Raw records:

● ● ● ● ● ● ●

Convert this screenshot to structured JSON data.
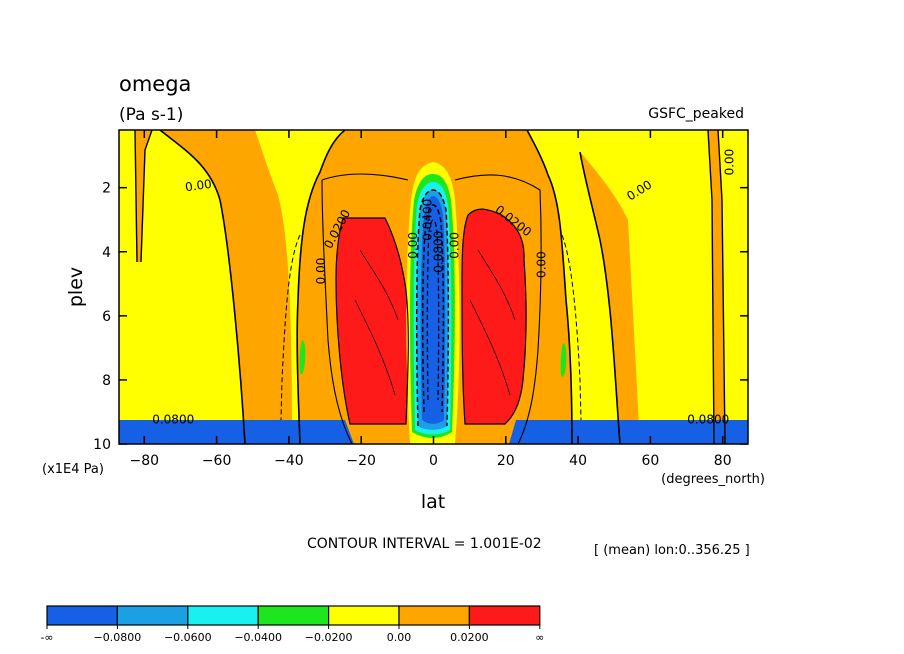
{
  "chart_data": {
    "type": "contour",
    "title": "omega",
    "units": "(Pa s-1)",
    "dataset": "GSFC_peaked",
    "xlabel": "lat",
    "xunits": "(degrees_north)",
    "ylabel": "plev",
    "yunits": "(x1E4 Pa)",
    "xlim": [
      -87,
      87
    ],
    "ylim": [
      10,
      0.2
    ],
    "x_ticks": [
      -80,
      -60,
      -40,
      -20,
      0,
      20,
      40,
      60,
      80
    ],
    "x_tick_labels": [
      "−80",
      "−60",
      "−40",
      "−20",
      "0",
      "20",
      "40",
      "60",
      "80"
    ],
    "y_ticks": [
      2,
      4,
      6,
      8,
      10
    ],
    "y_tick_labels": [
      "2",
      "4",
      "6",
      "8",
      "10"
    ],
    "contour_interval_text": "CONTOUR INTERVAL = 1.001E-02",
    "mean_note": "[ (mean) lon:0..356.25 ]",
    "colorbar": {
      "colors": [
        "#1660e6",
        "#1ba0e6",
        "#19f0f0",
        "#1ee61e",
        "#ffff00",
        "#ffa500",
        "#ff1a1a"
      ],
      "labels": [
        "-∞",
        "−0.0800",
        "−0.0600",
        "−0.0400",
        "−0.0200",
        "0.00",
        "0.0200",
        "∞"
      ]
    },
    "contour_labels": [
      {
        "text": "0.00",
        "lat": -65,
        "plev": 1.95,
        "angle": -8
      },
      {
        "text": "0.0200",
        "lat": -26.5,
        "plev": 3.3,
        "angle": -62
      },
      {
        "text": "0.0200",
        "lat": 22,
        "plev": 3.05,
        "angle": 38
      },
      {
        "text": "0.00",
        "lat": 57,
        "plev": 2.1,
        "angle": -32
      },
      {
        "text": "0.00",
        "lat": 82,
        "plev": 1.2,
        "angle": -90
      },
      {
        "text": "0.00",
        "lat": -31,
        "plev": 4.6,
        "angle": -90
      },
      {
        "text": "0.00",
        "lat": 30,
        "plev": 4.4,
        "angle": -90
      },
      {
        "text": "0.00",
        "lat": -5.5,
        "plev": 3.8,
        "angle": -90
      },
      {
        "text": "0.0400",
        "lat": -1.5,
        "plev": 3.0,
        "angle": -90
      },
      {
        "text": "0.0800",
        "lat": 1.5,
        "plev": 4.0,
        "angle": -90
      },
      {
        "text": "0.00",
        "lat": 6,
        "plev": 3.8,
        "angle": -90
      },
      {
        "text": "0.0800",
        "lat": -72,
        "plev": 9.25,
        "angle": 0
      },
      {
        "text": "0.0800",
        "lat": 76,
        "plev": 9.25,
        "angle": 0
      }
    ]
  }
}
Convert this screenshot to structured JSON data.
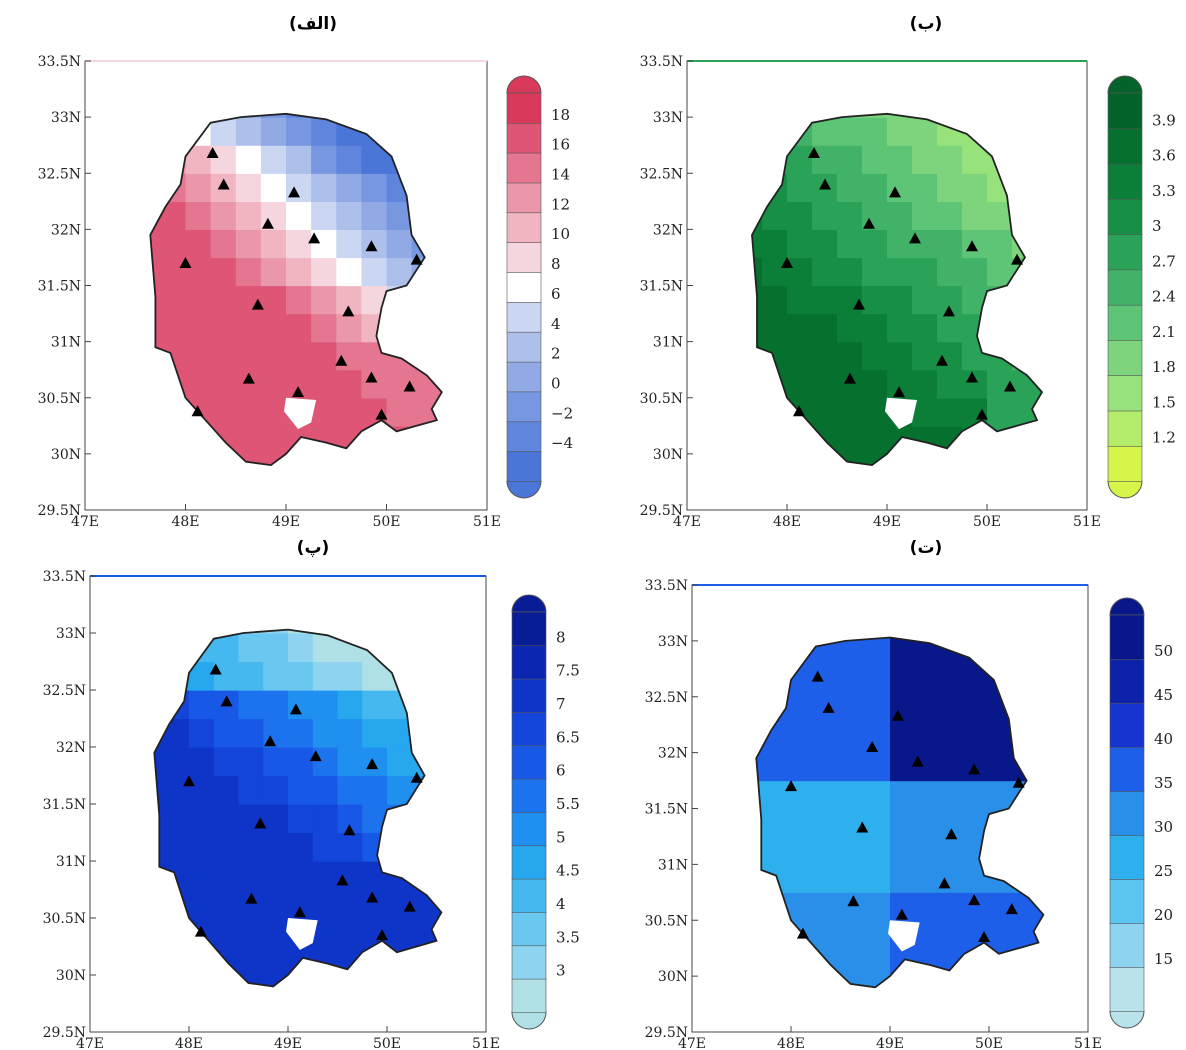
{
  "chart_data": [
    {
      "type": "heatmap",
      "title": "(الف)",
      "xlabel": "",
      "ylabel": "",
      "x_ticks": [
        "47E",
        "48E",
        "49E",
        "50E",
        "51E"
      ],
      "y_ticks": [
        "29.5N",
        "30N",
        "30.5N",
        "31N",
        "31.5N",
        "32N",
        "32.5N",
        "33N",
        "33.5N"
      ],
      "xlim": [
        47,
        51
      ],
      "ylim": [
        29.5,
        33.5
      ],
      "colorbar_labels": [
        "18",
        "16",
        "14",
        "12",
        "10",
        "8",
        "6",
        "4",
        "2",
        "0",
        "−2",
        "−4"
      ],
      "levels": [
        -4,
        -2,
        0,
        2,
        4,
        6,
        8,
        10,
        12,
        14,
        16,
        18
      ],
      "colors": [
        "#4a76d8",
        "#5f86dc",
        "#7797e0",
        "#91aae6",
        "#adc0ec",
        "#cbd6f3",
        "#ffffff",
        "#f6d6de",
        "#f1b5c2",
        "#ea97a9",
        "#e47690",
        "#de5575",
        "#d93a5c"
      ],
      "station_count": 17
    },
    {
      "type": "heatmap",
      "title": "(ب)",
      "xlabel": "",
      "ylabel": "",
      "x_ticks": [
        "47E",
        "48E",
        "49E",
        "50E",
        "51E"
      ],
      "y_ticks": [
        "29.5N",
        "30N",
        "30.5N",
        "31N",
        "31.5N",
        "32N",
        "32.5N",
        "33N",
        "33.5N"
      ],
      "xlim": [
        47,
        51
      ],
      "ylim": [
        29.5,
        33.5
      ],
      "colorbar_labels": [
        "3.9",
        "3.6",
        "3.3",
        "3",
        "2.7",
        "2.4",
        "2.1",
        "1.8",
        "1.5",
        "1.2"
      ],
      "levels": [
        1.2,
        1.5,
        1.8,
        2.1,
        2.4,
        2.7,
        3,
        3.3,
        3.6,
        3.9
      ],
      "colors": [
        "#d6f54a",
        "#b4ec6c",
        "#98e27c",
        "#7dd47c",
        "#5ec476",
        "#42b268",
        "#2aa258",
        "#179046",
        "#0b7f38",
        "#06702e",
        "#04632a"
      ],
      "station_count": 17
    },
    {
      "type": "heatmap",
      "title": "(پ)",
      "xlabel": "",
      "ylabel": "",
      "x_ticks": [
        "47E",
        "48E",
        "49E",
        "50E",
        "51E"
      ],
      "y_ticks": [
        "29.5N",
        "30N",
        "30.5N",
        "31N",
        "31.5N",
        "32N",
        "32.5N",
        "33N",
        "33.5N"
      ],
      "xlim": [
        47,
        51
      ],
      "ylim": [
        29.5,
        33.5
      ],
      "colorbar_labels": [
        "8",
        "7.5",
        "7",
        "6.5",
        "6",
        "5.5",
        "5",
        "4.5",
        "4",
        "3.5",
        "3"
      ],
      "levels": [
        3,
        3.5,
        4,
        4.5,
        5,
        5.5,
        6,
        6.5,
        7,
        7.5,
        8
      ],
      "colors": [
        "#aee0e6",
        "#8ed3ef",
        "#6ac8f0",
        "#45b9ef",
        "#27a7ee",
        "#1f8ff0",
        "#1d73ee",
        "#1858e6",
        "#1345da",
        "#0f34c8",
        "#0b27b2",
        "#081c96"
      ],
      "station_count": 17
    },
    {
      "type": "heatmap",
      "title": "(ت)",
      "xlabel": "",
      "ylabel": "",
      "x_ticks": [
        "47E",
        "48E",
        "49E",
        "50E",
        "51E"
      ],
      "y_ticks": [
        "29.5N",
        "30N",
        "30.5N",
        "31N",
        "31.5N",
        "32N",
        "32.5N",
        "33N",
        "33.5N"
      ],
      "xlim": [
        47,
        51
      ],
      "ylim": [
        29.5,
        33.5
      ],
      "colorbar_labels": [
        "50",
        "45",
        "40",
        "35",
        "30",
        "25",
        "20",
        "15"
      ],
      "levels": [
        15,
        20,
        25,
        30,
        35,
        40,
        45,
        50
      ],
      "colors": [
        "#b8e3ea",
        "#8ed3ef",
        "#5cc4f0",
        "#2fb0ee",
        "#2a8fe8",
        "#1e5fea",
        "#1534d0",
        "#0c22a8",
        "#08188a"
      ],
      "station_count": 17
    }
  ]
}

● ● ● ● ● ● ●

→ Written task
Pictures in the records above should not be copied. Repeat everything else exactly.

→ Answer for this exercise
Convert this screenshot to structured JSON data.
{
  "chart_data": {
    "type": "contour",
    "title": "omega",
    "units": "(Pa s-1)",
    "dataset": "GSFC_peaked",
    "xlabel": "lat",
    "xunits": "(degrees_north)",
    "ylabel": "plev",
    "yunits": "(x1E4 Pa)",
    "xlim": [
      -87,
      87
    ],
    "ylim": [
      10,
      0.2
    ],
    "x_ticks": [
      -80,
      -60,
      -40,
      -20,
      0,
      20,
      40,
      60,
      80
    ],
    "x_tick_labels": [
      "−80",
      "−60",
      "−40",
      "−20",
      "0",
      "20",
      "40",
      "60",
      "80"
    ],
    "y_ticks": [
      2,
      4,
      6,
      8,
      10
    ],
    "y_tick_labels": [
      "2",
      "4",
      "6",
      "8",
      "10"
    ],
    "contour_interval_text": "CONTOUR INTERVAL = 1.001E-02",
    "mean_note": "[ (mean) lon:0..356.25 ]",
    "colorbar": {
      "colors": [
        "#1660e6",
        "#1ba0e6",
        "#19f0f0",
        "#1ee61e",
        "#ffff00",
        "#ffa500",
        "#ff1a1a"
      ],
      "labels": [
        "-∞",
        "−0.0800",
        "−0.0600",
        "−0.0400",
        "−0.0200",
        "0.00",
        "0.0200",
        "∞"
      ]
    },
    "contour_labels": [
      {
        "text": "0.00",
        "lat": -65,
        "plev": 1.95,
        "angle": -8
      },
      {
        "text": "0.0200",
        "lat": -26.5,
        "plev": 3.3,
        "angle": -62
      },
      {
        "text": "0.0200",
        "lat": 22,
        "plev": 3.05,
        "angle": 38
      },
      {
        "text": "0.00",
        "lat": 57,
        "plev": 2.1,
        "angle": -32
      },
      {
        "text": "0.00",
        "lat": 82,
        "plev": 1.2,
        "angle": -90
      },
      {
        "text": "0.00",
        "lat": -31,
        "plev": 4.6,
        "angle": -90
      },
      {
        "text": "0.00",
        "lat": 30,
        "plev": 4.4,
        "angle": -90
      },
      {
        "text": "0.00",
        "lat": -5.5,
        "plev": 3.8,
        "angle": -90
      },
      {
        "text": "0.0400",
        "lat": -1.5,
        "plev": 3.0,
        "angle": -90
      },
      {
        "text": "0.0800",
        "lat": 1.5,
        "plev": 4.0,
        "angle": -90
      },
      {
        "text": "0.00",
        "lat": 6,
        "plev": 3.8,
        "angle": -90
      },
      {
        "text": "0.0800",
        "lat": -72,
        "plev": 9.25,
        "angle": 0
      },
      {
        "text": "0.0800",
        "lat": 76,
        "plev": 9.25,
        "angle": 0
      }
    ]
  }
}
Convert this screenshot to structured JSON data.
{
  "chart_data": [
    {
      "type": "heatmap",
      "title": "(الف)",
      "xlabel": "",
      "ylabel": "",
      "x_ticks": [
        "47E",
        "48E",
        "49E",
        "50E",
        "51E"
      ],
      "y_ticks": [
        "29.5N",
        "30N",
        "30.5N",
        "31N",
        "31.5N",
        "32N",
        "32.5N",
        "33N",
        "33.5N"
      ],
      "xlim": [
        47,
        51
      ],
      "ylim": [
        29.5,
        33.5
      ],
      "colorbar_labels": [
        "18",
        "16",
        "14",
        "12",
        "10",
        "8",
        "6",
        "4",
        "2",
        "0",
        "−2",
        "−4"
      ],
      "levels": [
        -4,
        -2,
        0,
        2,
        4,
        6,
        8,
        10,
        12,
        14,
        16,
        18
      ],
      "colors": [
        "#4a76d8",
        "#5f86dc",
        "#7797e0",
        "#91aae6",
        "#adc0ec",
        "#cbd6f3",
        "#ffffff",
        "#f6d6de",
        "#f1b5c2",
        "#ea97a9",
        "#e47690",
        "#de5575",
        "#d93a5c"
      ],
      "station_count": 17
    },
    {
      "type": "heatmap",
      "title": "(ب)",
      "xlabel": "",
      "ylabel": "",
      "x_ticks": [
        "47E",
        "48E",
        "49E",
        "50E",
        "51E"
      ],
      "y_ticks": [
        "29.5N",
        "30N",
        "30.5N",
        "31N",
        "31.5N",
        "32N",
        "32.5N",
        "33N",
        "33.5N"
      ],
      "xlim": [
        47,
        51
      ],
      "ylim": [
        29.5,
        33.5
      ],
      "colorbar_labels": [
        "3.9",
        "3.6",
        "3.3",
        "3",
        "2.7",
        "2.4",
        "2.1",
        "1.8",
        "1.5",
        "1.2"
      ],
      "levels": [
        1.2,
        1.5,
        1.8,
        2.1,
        2.4,
        2.7,
        3,
        3.3,
        3.6,
        3.9
      ],
      "colors": [
        "#d6f54a",
        "#b4ec6c",
        "#98e27c",
        "#7dd47c",
        "#5ec476",
        "#42b268",
        "#2aa258",
        "#179046",
        "#0b7f38",
        "#06702e",
        "#04632a"
      ],
      "station_count": 17
    },
    {
      "type": "heatmap",
      "title": "(پ)",
      "xlabel": "",
      "ylabel": "",
      "x_ticks": [
        "47E",
        "48E",
        "49E",
        "50E",
        "51E"
      ],
      "y_ticks": [
        "29.5N",
        "30N",
        "30.5N",
        "31N",
        "31.5N",
        "32N",
        "32.5N",
        "33N",
        "33.5N"
      ],
      "xlim": [
        47,
        51
      ],
      "ylim": [
        29.5,
        33.5
      ],
      "colorbar_labels": [
        "8",
        "7.5",
        "7",
        "6.5",
        "6",
        "5.5",
        "5",
        "4.5",
        "4",
        "3.5",
        "3"
      ],
      "levels": [
        3,
        3.5,
        4,
        4.5,
        5,
        5.5,
        6,
        6.5,
        7,
        7.5,
        8
      ],
      "colors": [
        "#aee0e6",
        "#8ed3ef",
        "#6ac8f0",
        "#45b9ef",
        "#27a7ee",
        "#1f8ff0",
        "#1d73ee",
        "#1858e6",
        "#1345da",
        "#0f34c8",
        "#0b27b2",
        "#081c96"
      ],
      "station_count": 17
    },
    {
      "type": "heatmap",
      "title": "(ت)",
      "xlabel": "",
      "ylabel": "",
      "x_ticks": [
        "47E",
        "48E",
        "49E",
        "50E",
        "51E"
      ],
      "y_ticks": [
        "29.5N",
        "30N",
        "30.5N",
        "31N",
        "31.5N",
        "32N",
        "32.5N",
        "33N",
        "33.5N"
      ],
      "xlim": [
        47,
        51
      ],
      "ylim": [
        29.5,
        33.5
      ],
      "colorbar_labels": [
        "50",
        "45",
        "40",
        "35",
        "30",
        "25",
        "20",
        "15"
      ],
      "levels": [
        15,
        20,
        25,
        30,
        35,
        40,
        45,
        50
      ],
      "colors": [
        "#b8e3ea",
        "#8ed3ef",
        "#5cc4f0",
        "#2fb0ee",
        "#2a8fe8",
        "#1e5fea",
        "#1534d0",
        "#0c22a8",
        "#08188a"
      ],
      "station_count": 17
    }
  ]
}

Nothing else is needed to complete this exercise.